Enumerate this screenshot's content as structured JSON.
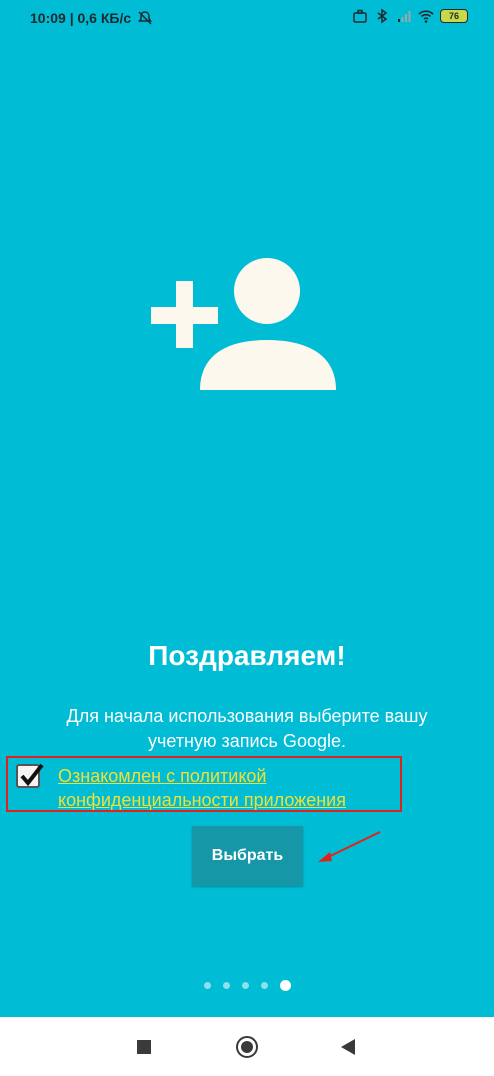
{
  "status_bar": {
    "time_speed": "10:09 | 0,6 КБ/с",
    "battery": "76",
    "icons": [
      "mute-bell-icon",
      "briefcase-icon",
      "bluetooth-icon",
      "signal-icon",
      "wifi-icon",
      "battery-icon"
    ]
  },
  "hero": {
    "icon": "add-person-icon",
    "color": "#FDF8EE"
  },
  "title": "Поздравляем!",
  "subtitle": "Для начала использования выберите вашу учетную запись Google.",
  "consent": {
    "checked": true,
    "link_text": "Ознакомлен с политикой конфиденциальности приложения"
  },
  "button": {
    "label": "Выбрать"
  },
  "pager": {
    "count": 5,
    "active_index": 4
  },
  "colors": {
    "background": "#00BCD4",
    "button": "#1597A8",
    "link": "#F0E034",
    "highlight": "#E0241B"
  },
  "nav_bar": {
    "icons": [
      "recents-square-icon",
      "home-circle-icon",
      "back-triangle-icon"
    ]
  }
}
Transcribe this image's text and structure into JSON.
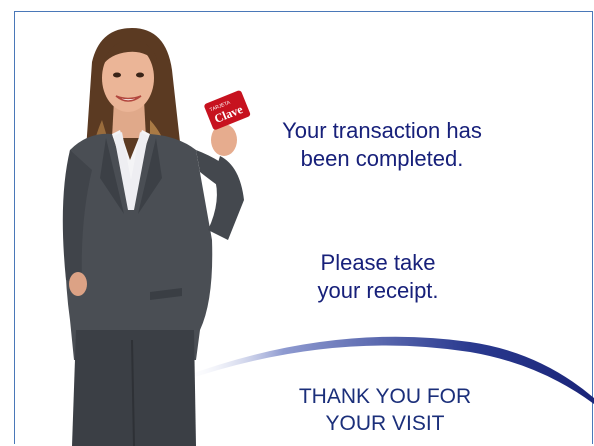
{
  "card": {
    "brand_small": "TARJETA",
    "brand": "Clave"
  },
  "messages": {
    "transaction_line1": "Your transaction has",
    "transaction_line2": "been completed.",
    "receipt_line1": "Please take",
    "receipt_line2": "your receipt.",
    "thanks_line1": "THANK YOU FOR",
    "thanks_line2": "YOUR VISIT"
  },
  "colors": {
    "text": "#17207a",
    "frame": "#4a78b8",
    "swoosh": "#1f2d86",
    "card": "#c7121f"
  }
}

..........

■ OBJECTIVE ■
With the pictures left out, transcribe the material exactly.

■ RESPONSE ■
Enumerate this screenshot's content as structured JSON.
{
  "status_bar": {
    "time_speed": "10:09 | 0,6 КБ/с",
    "battery": "76",
    "icons": [
      "mute-bell-icon",
      "briefcase-icon",
      "bluetooth-icon",
      "signal-icon",
      "wifi-icon",
      "battery-icon"
    ]
  },
  "hero": {
    "icon": "add-person-icon",
    "color": "#FDF8EE"
  },
  "title": "Поздравляем!",
  "subtitle": "Для начала использования выберите вашу учетную запись Google.",
  "consent": {
    "checked": true,
    "link_text": "Ознакомлен с политикой конфиденциальности приложения"
  },
  "button": {
    "label": "Выбрать"
  },
  "pager": {
    "count": 5,
    "active_index": 4
  },
  "colors": {
    "background": "#00BCD4",
    "button": "#1597A8",
    "link": "#F0E034",
    "highlight": "#E0241B"
  },
  "nav_bar": {
    "icons": [
      "recents-square-icon",
      "home-circle-icon",
      "back-triangle-icon"
    ]
  }
}
Transcribe this image's text and structure into JSON.
{
  "card": {
    "brand_small": "TARJETA",
    "brand": "Clave"
  },
  "messages": {
    "transaction_line1": "Your transaction has",
    "transaction_line2": "been completed.",
    "receipt_line1": "Please take",
    "receipt_line2": "your receipt.",
    "thanks_line1": "THANK YOU FOR",
    "thanks_line2": "YOUR VISIT"
  },
  "colors": {
    "text": "#17207a",
    "frame": "#4a78b8",
    "swoosh": "#1f2d86",
    "card": "#c7121f"
  }
}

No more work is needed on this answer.